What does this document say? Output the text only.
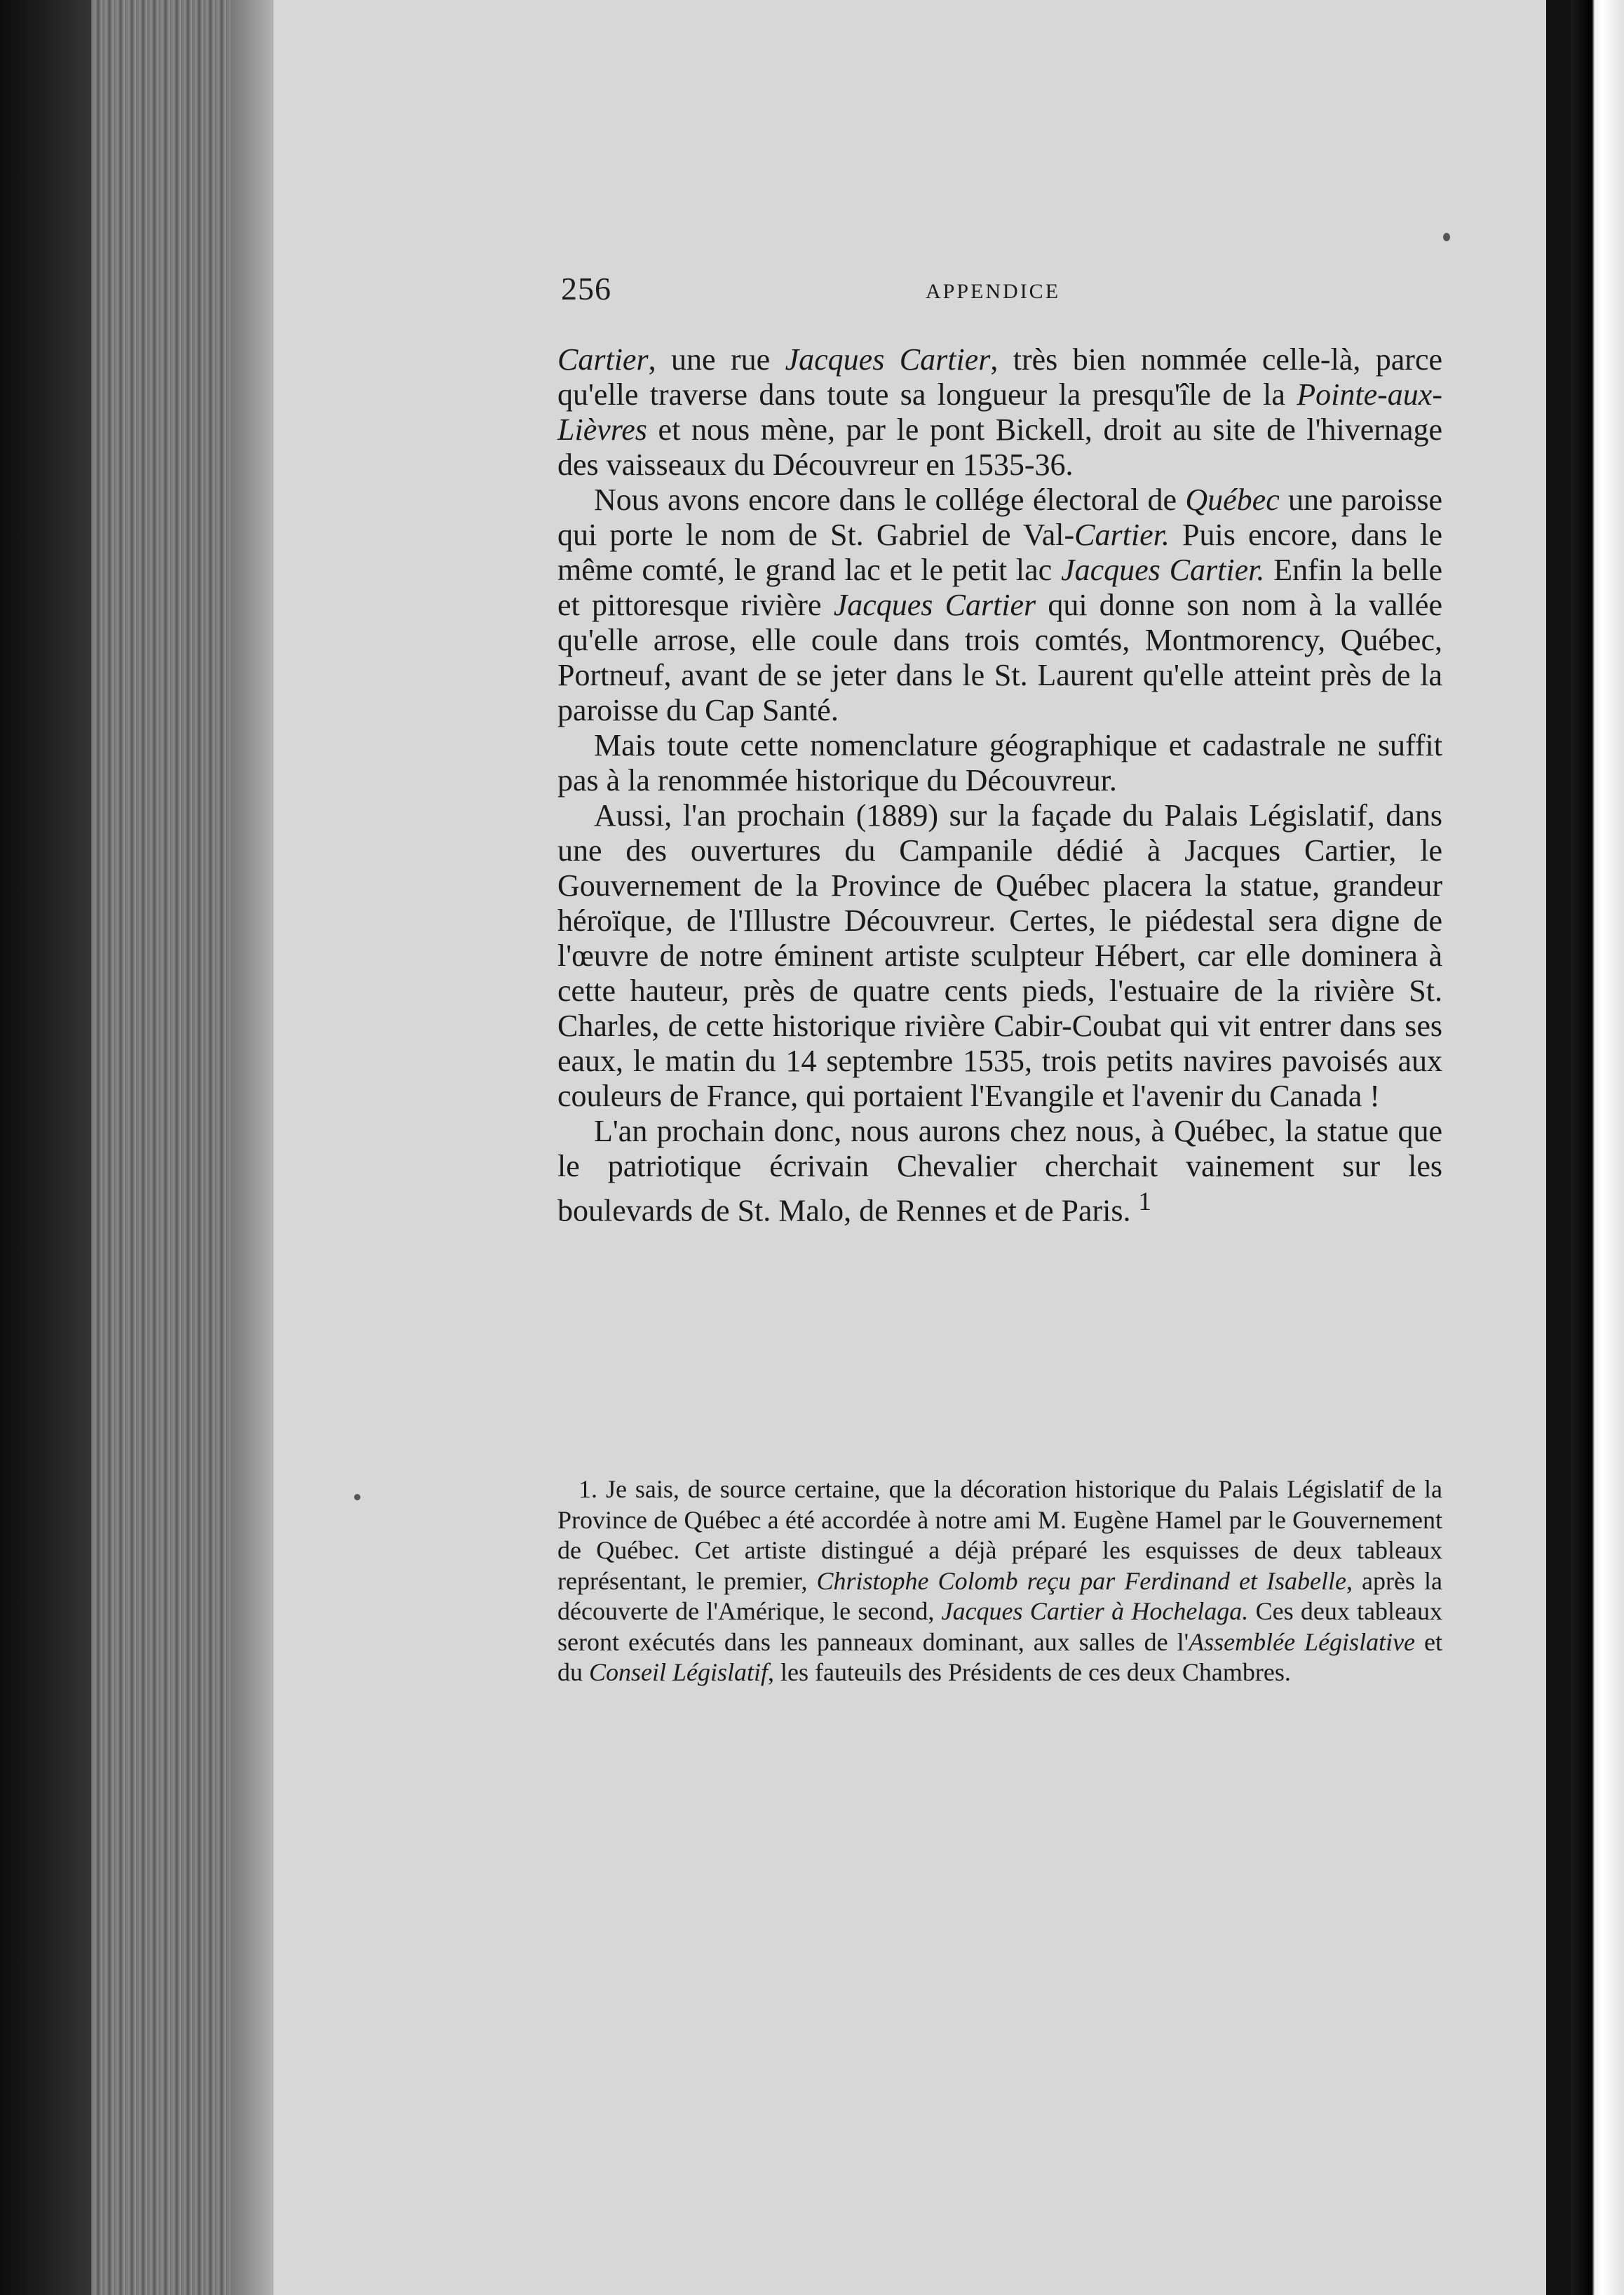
256	APPENDICE

Cartier, une rue Jacques Cartier, très bien nommée celle-là, parce qu'elle traverse dans toute sa longueur la presqu'île de la Pointe-aux-Lièvres et nous mène, par le pont Bickell, droit au site de l'hivernage des vaisseaux du Découvreur en 1535-36.

Nous avons encore dans le collége électoral de Québec une paroisse qui porte le nom de St. Gabriel de Val-Cartier. Puis encore, dans le même comté, le grand lac et le petit lac Jacques Cartier. Enfin la belle et pittoresque rivière Jacques Cartier qui donne son nom à la vallée qu'elle arrose, elle coule dans trois comtés, Montmorency, Québec, Portneuf, avant de se jeter dans le St. Laurent qu'elle atteint près de la paroisse du Cap Santé.

Mais toute cette nomenclature géographique et cadastrale ne suffit pas à la renommée historique du Découvreur.

Aussi, l'an prochain (1889) sur la façade du Palais Législatif, dans une des ouvertures du Campanile dédié à Jacques Cartier, le Gouvernement de la Province de Québec placera la statue, grandeur héroïque, de l'Illustre Découvreur. Certes, le piédestal sera digne de l'œuvre de notre éminent artiste sculpteur Hébert, car elle dominera à cette hauteur, près de quatre cents pieds, l'estuaire de la rivière St. Charles, de cette historique rivière Cabir-Coubat qui vit entrer dans ses eaux, le matin du 14 septembre 1535, trois petits navires pavoisés aux couleurs de France, qui portaient l'Evangile et l'avenir du Canada !

L'an prochain donc, nous aurons chez nous, à Québec, la statue que le patriotique écrivain Chevalier cherchait vainement sur les boulevards de St. Malo, de Rennes et de Paris. $^1$

1. Je sais, de source certaine, que la décoration historique du Palais Législatif de la Province de Québec a été accordée à notre ami M. Eugène Hamel par le Gouvernement de Québec. Cet artiste distingué a déjà préparé les esquisses de deux tableaux représentant, le premier, Christophe Colomb reçu par Ferdinand et Isabelle, après la découverte de l'Amérique, le second, Jacques Cartier à Hochelaga. Ces deux tableaux seront exécutés dans les panneaux dominant, aux salles de l'Assemblée Législative et du Conseil Législatif, les fauteuils des Présidents de ces deux Chambres.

Prompt: Quote the preceding records in their entirety, excluding every picture.

Response:
What does this document say? Output the text only.
256	APPENDICE

Cartier, une rue Jacques Cartier, très bien nommée celle-là, parce qu'elle traverse dans toute sa longueur la presqu'île de la Pointe-aux-Lièvres et nous mène, par le pont Bickell, droit au site de l'hivernage des vaisseaux du Découvreur en 1535-36.

Nous avons encore dans le collége électoral de Québec une paroisse qui porte le nom de St. Gabriel de Val-Cartier. Puis encore, dans le même comté, le grand lac et le petit lac Jacques Cartier. Enfin la belle et pittoresque rivière Jacques Cartier qui donne son nom à la vallée qu'elle arrose, elle coule dans trois comtés, Montmorency, Québec, Portneuf, avant de se jeter dans le St. Laurent qu'elle atteint près de la paroisse du Cap Santé.

Mais toute cette nomenclature géographique et cadastrale ne suffit pas à la renommée historique du Découvreur.

Aussi, l'an prochain (1889) sur la façade du Palais Législatif, dans une des ouvertures du Campanile dédié à Jacques Cartier, le Gouvernement de la Province de Québec placera la statue, grandeur héroïque, de l'Illustre Découvreur. Certes, le piédestal sera digne de l'œuvre de notre éminent artiste sculpteur Hébert, car elle dominera à cette hauteur, près de quatre cents pieds, l'estuaire de la rivière St. Charles, de cette historique rivière Cabir-Coubat qui vit entrer dans ses eaux, le matin du 14 septembre 1535, trois petits navires pavoisés aux couleurs de France, qui portaient l'Evangile et l'avenir du Canada !

L'an prochain donc, nous aurons chez nous, à Québec, la statue que le patriotique écrivain Chevalier cherchait vainement sur les boulevards de St. Malo, de Rennes et de Paris. $^1$

1. Je sais, de source certaine, que la décoration historique du Palais Législatif de la Province de Québec a été accordée à notre ami M. Eugène Hamel par le Gouvernement de Québec. Cet artiste distingué a déjà préparé les esquisses de deux tableaux représentant, le premier, Christophe Colomb reçu par Ferdinand et Isabelle, après la découverte de l'Amérique, le second, Jacques Cartier à Hochelaga. Ces deux tableaux seront exécutés dans les panneaux dominant, aux salles de l'Assemblée Législative et du Conseil Législatif, les fauteuils des Présidents de ces deux Chambres.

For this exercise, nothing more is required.